▸ **EXERCISE DIRECTIONS**:
Please output every line of the material as it stands, without the pictures.

▸ **DATA LINES**:
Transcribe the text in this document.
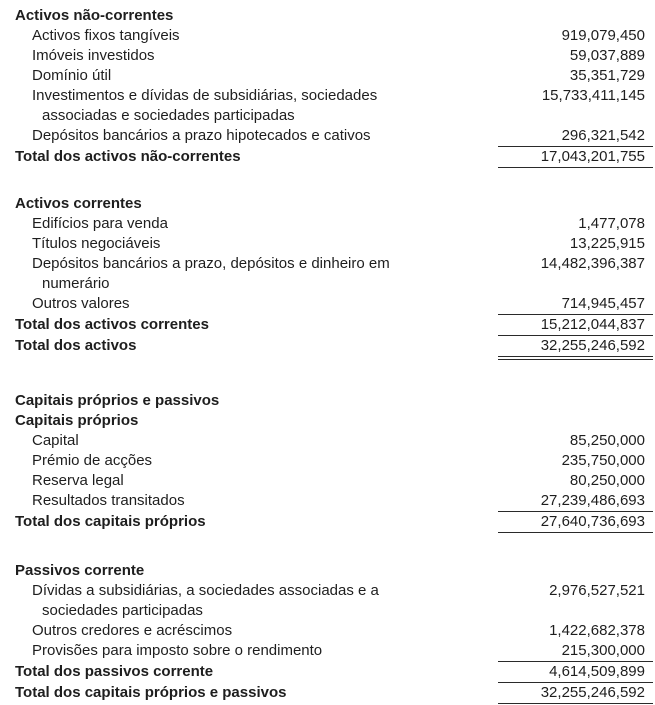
Activos não-correntes
Activos fixos tangíveis	919,079,450
Imóveis investidos	59,037,889
Domínio útil	35,351,729
Investimentos e dívidas de subsidiárias, sociedades
associadas e sociedades participadas
15,733,411,145
Depósitos bancários a prazo hipotecados e cativos	296,321,542
Total dos activos não-correntes	17,043,201,755
Activos correntes
Edifícios para venda	1,477,078
Títulos negociáveis	13,225,915
Depósitos bancários a prazo, depósitos e dinheiro em
numerário
14,482,396,387
Outros valores	714,945,457
Total dos activos correntes	15,212,044,837
Total dos activos	32,255,246,592
Capitais próprios e passivos
Capitais próprios
Capital	85,250,000
Prémio de acções	235,750,000
Reserva legal	80,250,000
Resultados transitados	27,239,486,693
Total dos capitais próprios	27,640,736,693
Passivos corrente
Dívidas a subsidiárias, a sociedades associadas e a
sociedades participadas
2,976,527,521
Outros credores e acréscimos	1,422,682,378
Provisões para imposto sobre o rendimento	215,300,000
Total dos passivos corrente	4,614,509,899
Total dos capitais próprios e passivos	32,255,246,592
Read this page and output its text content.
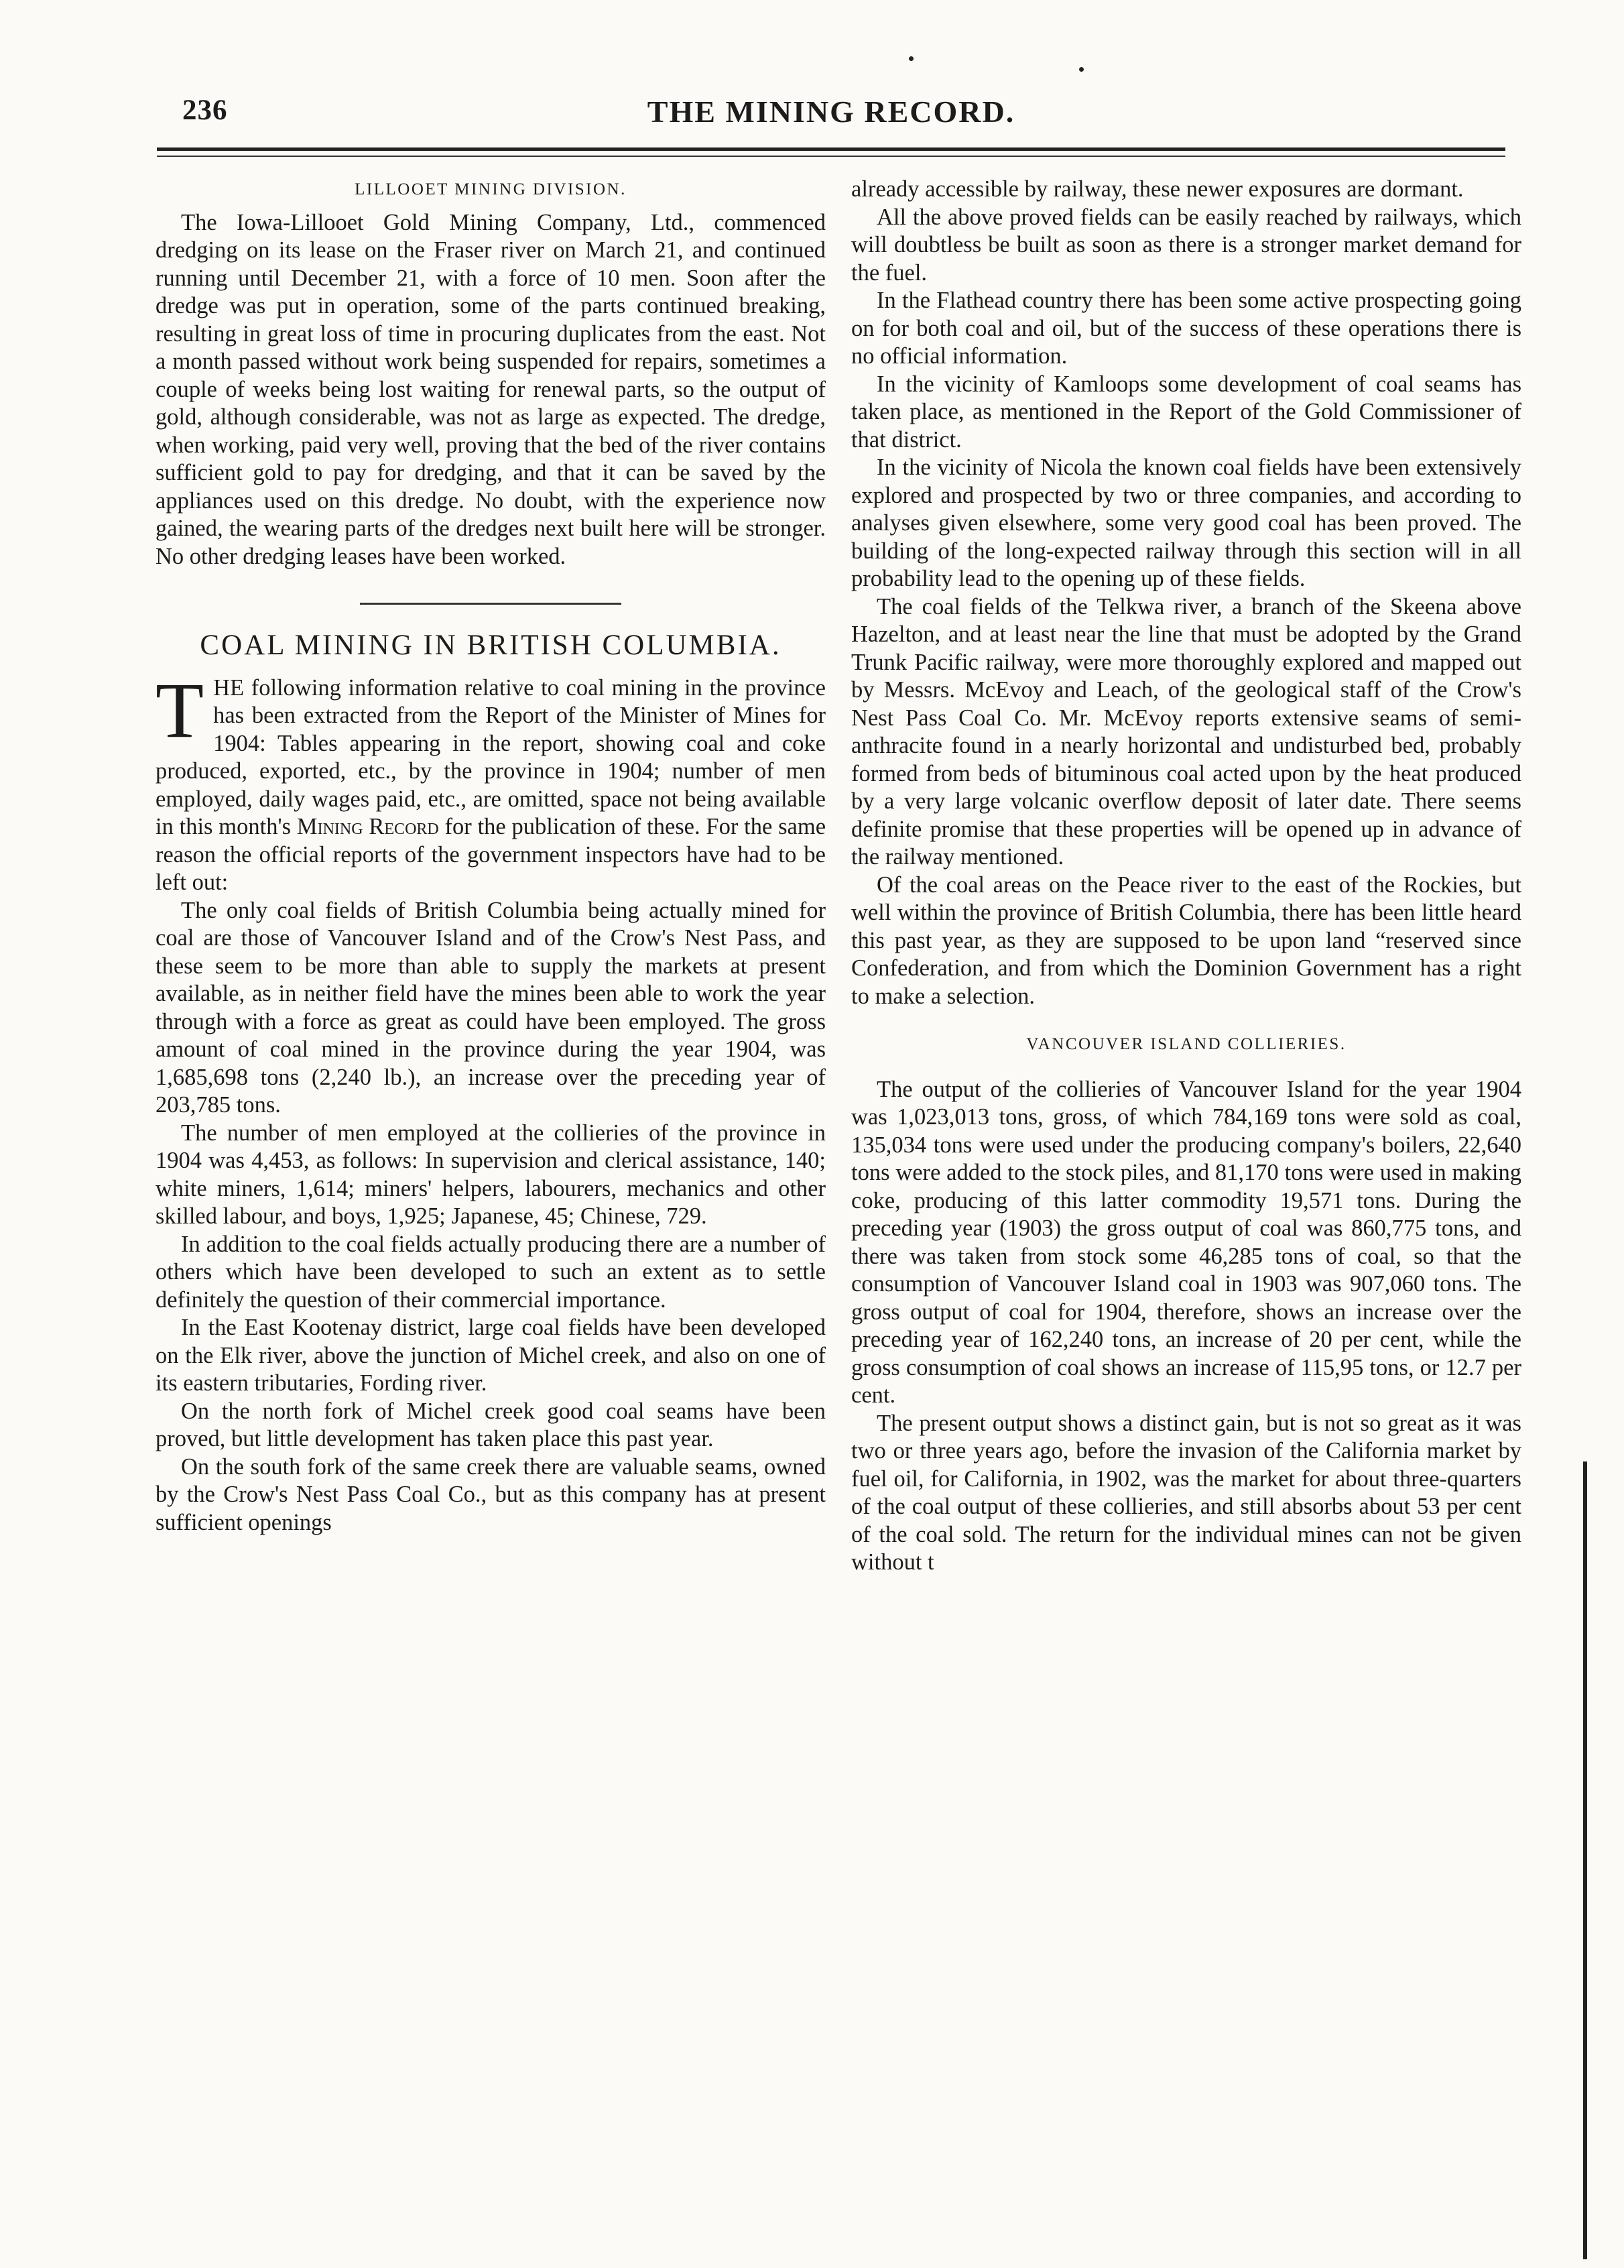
236	THE MINING RECORD.
LILLOOET MINING DIVISION.

The Iowa-Lillooet Gold Mining Company, Ltd., commenced dredging on its lease on the Fraser river on March 21, and continued running until December 21, with a force of 10 men. Soon after the dredge was put in operation, some of the parts continued breaking, resulting in great loss of time in procuring duplicates from the east. Not a month passed without work being suspended for repairs, sometimes a couple of weeks being lost waiting for renewal parts, so the output of gold, although considerable, was not as large as expected. The dredge, when working, paid very well, proving that the bed of the river contains sufficient gold to pay for dredging, and that it can be saved by the appliances used on this dredge. No doubt, with the experience now gained, the wearing parts of the dredges next built here will be stronger. No other dredging leases have been worked.

COAL MINING IN BRITISH COLUMBIA.

THE following information relative to coal mining in the province has been extracted from the Report of the Minister of Mines for 1904: Tables appearing in the report, showing coal and coke produced, exported, etc., by the province in 1904; number of men employed, daily wages paid, etc., are omitted, space not being available in this month's Mining Record for the publication of these. For the same reason the official reports of the government inspectors have had to be left out:

The only coal fields of British Columbia being actually mined for coal are those of Vancouver Island and of the Crow's Nest Pass, and these seem to be more than able to supply the markets at present available, as in neither field have the mines been able to work the year through with a force as great as could have been employed. The gross amount of coal mined in the province during the year 1904, was 1,685,698 tons (2,240 lb.), an increase over the preceding year of 203,785 tons.

The number of men employed at the collieries of the province in 1904 was 4,453, as follows: In supervision and clerical assistance, 140; white miners, 1,614; miners' helpers, labourers, mechanics and other skilled labour, and boys, 1,925; Japanese, 45; Chinese, 729.

In addition to the coal fields actually producing there are a number of others which have been developed to such an extent as to settle definitely the question of their commercial importance.

In the East Kootenay district, large coal fields have been developed on the Elk river, above the junction of Michel creek, and also on one of its eastern tributaries, Fording river.

On the north fork of Michel creek good coal seams have been proved, but little development has taken place this past year.

On the south fork of the same creek there are valuable seams, owned by the Crow's Nest Pass Coal Co., but as this company has at present sufficient openings

already accessible by railway, these newer exposures are dormant.

All the above proved fields can be easily reached by railways, which will doubtless be built as soon as there is a stronger market demand for the fuel.

In the Flathead country there has been some active prospecting going on for both coal and oil, but of the success of these operations there is no official information.

In the vicinity of Kamloops some development of coal seams has taken place, as mentioned in the Report of the Gold Commissioner of that district.

In the vicinity of Nicola the known coal fields have been extensively explored and prospected by two or three companies, and according to analyses given elsewhere, some very good coal has been proved. The building of the long-expected railway through this section will in all probability lead to the opening up of these fields.

The coal fields of the Telkwa river, a branch of the Skeena above Hazelton, and at least near the line that must be adopted by the Grand Trunk Pacific railway, were more thoroughly explored and mapped out by Messrs. McEvoy and Leach, of the geological staff of the Crow's Nest Pass Coal Co. Mr. McEvoy reports extensive seams of semi-anthracite found in a nearly horizontal and undisturbed bed, probably formed from beds of bituminous coal acted upon by the heat produced by a very large volcanic overflow deposit of later date. There seems definite promise that these properties will be opened up in advance of the railway mentioned.

Of the coal areas on the Peace river to the east of the Rockies, but well within the province of British Columbia, there has been little heard this past year, as they are supposed to be upon land “reserved since Confederation, and from which the Dominion Government has a right to make a selection.

VANCOUVER ISLAND COLLIERIES.

The output of the collieries of Vancouver Island for the year 1904 was 1,023,013 tons, gross, of which 784,169 tons were sold as coal, 135,034 tons were used under the producing company's boilers, 22,640 tons were added to the stock piles, and 81,170 tons were used in making coke, producing of this latter commodity 19,571 tons. During the preceding year (1903) the gross output of coal was 860,775 tons, and there was taken from stock some 46,285 tons of coal, so that the consumption of Vancouver Island coal in 1903 was 907,060 tons. The gross output of coal for 1904, therefore, shows an increase over the preceding year of 162,240 tons, an increase of 20 per cent, while the gross consumption of coal shows an increase of 115,95 tons, or 12.7 per cent.

The present output shows a distinct gain, but is not so great as it was two or three years ago, before the invasion of the California market by fuel oil, for California, in 1902, was the market for about three-quarters of the coal output of these collieries, and still absorbs about 53 per cent of the coal sold. The return for the individual mines can not be given without t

▸ **ANSWER TO THE PROBLEM**:
Transcribe the text in this document.
Activos não-correntes
Activos fixos tangíveis	919,079,450
Imóveis investidos	59,037,889
Domínio útil	35,351,729
Investimentos e dívidas de subsidiárias, sociedades
associadas e sociedades participadas
15,733,411,145
Depósitos bancários a prazo hipotecados e cativos	296,321,542
Total dos activos não-correntes	17,043,201,755
Activos correntes
Edifícios para venda	1,477,078
Títulos negociáveis	13,225,915
Depósitos bancários a prazo, depósitos e dinheiro em
numerário
14,482,396,387
Outros valores	714,945,457
Total dos activos correntes	15,212,044,837
Total dos activos	32,255,246,592
Capitais próprios e passivos
Capitais próprios
Capital	85,250,000
Prémio de acções	235,750,000
Reserva legal	80,250,000
Resultados transitados	27,239,486,693
Total dos capitais próprios	27,640,736,693
Passivos corrente
Dívidas a subsidiárias, a sociedades associadas e a
sociedades participadas
2,976,527,521
Outros credores e acréscimos	1,422,682,378
Provisões para imposto sobre o rendimento	215,300,000
Total dos passivos corrente	4,614,509,899
Total dos capitais próprios e passivos	32,255,246,592
Read this page and output its text content.
236	THE MINING RECORD.
LILLOOET MINING DIVISION.

The Iowa-Lillooet Gold Mining Company, Ltd., commenced dredging on its lease on the Fraser river on March 21, and continued running until December 21, with a force of 10 men. Soon after the dredge was put in operation, some of the parts continued breaking, resulting in great loss of time in procuring duplicates from the east. Not a month passed without work being suspended for repairs, sometimes a couple of weeks being lost waiting for renewal parts, so the output of gold, although considerable, was not as large as expected. The dredge, when working, paid very well, proving that the bed of the river contains sufficient gold to pay for dredging, and that it can be saved by the appliances used on this dredge. No doubt, with the experience now gained, the wearing parts of the dredges next built here will be stronger. No other dredging leases have been worked.

COAL MINING IN BRITISH COLUMBIA.

THE following information relative to coal mining in the province has been extracted from the Report of the Minister of Mines for 1904: Tables appearing in the report, showing coal and coke produced, exported, etc., by the province in 1904; number of men employed, daily wages paid, etc., are omitted, space not being available in this month's Mining Record for the publication of these. For the same reason the official reports of the government inspectors have had to be left out:

The only coal fields of British Columbia being actually mined for coal are those of Vancouver Island and of the Crow's Nest Pass, and these seem to be more than able to supply the markets at present available, as in neither field have the mines been able to work the year through with a force as great as could have been employed. The gross amount of coal mined in the province during the year 1904, was 1,685,698 tons (2,240 lb.), an increase over the preceding year of 203,785 tons.

The number of men employed at the collieries of the province in 1904 was 4,453, as follows: In supervision and clerical assistance, 140; white miners, 1,614; miners' helpers, labourers, mechanics and other skilled labour, and boys, 1,925; Japanese, 45; Chinese, 729.

In addition to the coal fields actually producing there are a number of others which have been developed to such an extent as to settle definitely the question of their commercial importance.

In the East Kootenay district, large coal fields have been developed on the Elk river, above the junction of Michel creek, and also on one of its eastern tributaries, Fording river.

On the north fork of Michel creek good coal seams have been proved, but little development has taken place this past year.

On the south fork of the same creek there are valuable seams, owned by the Crow's Nest Pass Coal Co., but as this company has at present sufficient openings

already accessible by railway, these newer exposures are dormant.

All the above proved fields can be easily reached by railways, which will doubtless be built as soon as there is a stronger market demand for the fuel.

In the Flathead country there has been some active prospecting going on for both coal and oil, but of the success of these operations there is no official information.

In the vicinity of Kamloops some development of coal seams has taken place, as mentioned in the Report of the Gold Commissioner of that district.

In the vicinity of Nicola the known coal fields have been extensively explored and prospected by two or three companies, and according to analyses given elsewhere, some very good coal has been proved. The building of the long-expected railway through this section will in all probability lead to the opening up of these fields.

The coal fields of the Telkwa river, a branch of the Skeena above Hazelton, and at least near the line that must be adopted by the Grand Trunk Pacific railway, were more thoroughly explored and mapped out by Messrs. McEvoy and Leach, of the geological staff of the Crow's Nest Pass Coal Co. Mr. McEvoy reports extensive seams of semi-anthracite found in a nearly horizontal and undisturbed bed, probably formed from beds of bituminous coal acted upon by the heat produced by a very large volcanic overflow deposit of later date. There seems definite promise that these properties will be opened up in advance of the railway mentioned.

Of the coal areas on the Peace river to the east of the Rockies, but well within the province of British Columbia, there has been little heard this past year, as they are supposed to be upon land “reserved since Confederation, and from which the Dominion Government has a right to make a selection.

VANCOUVER ISLAND COLLIERIES.

The output of the collieries of Vancouver Island for the year 1904 was 1,023,013 tons, gross, of which 784,169 tons were sold as coal, 135,034 tons were used under the producing company's boilers, 22,640 tons were added to the stock piles, and 81,170 tons were used in making coke, producing of this latter commodity 19,571 tons. During the preceding year (1903) the gross output of coal was 860,775 tons, and there was taken from stock some 46,285 tons of coal, so that the consumption of Vancouver Island coal in 1903 was 907,060 tons. The gross output of coal for 1904, therefore, shows an increase over the preceding year of 162,240 tons, an increase of 20 per cent, while the gross consumption of coal shows an increase of 115,95 tons, or 12.7 per cent.

The present output shows a distinct gain, but is not so great as it was two or three years ago, before the invasion of the California market by fuel oil, for California, in 1902, was the market for about three-quarters of the coal output of these collieries, and still absorbs about 53 per cent of the coal sold. The return for the individual mines can not be given without t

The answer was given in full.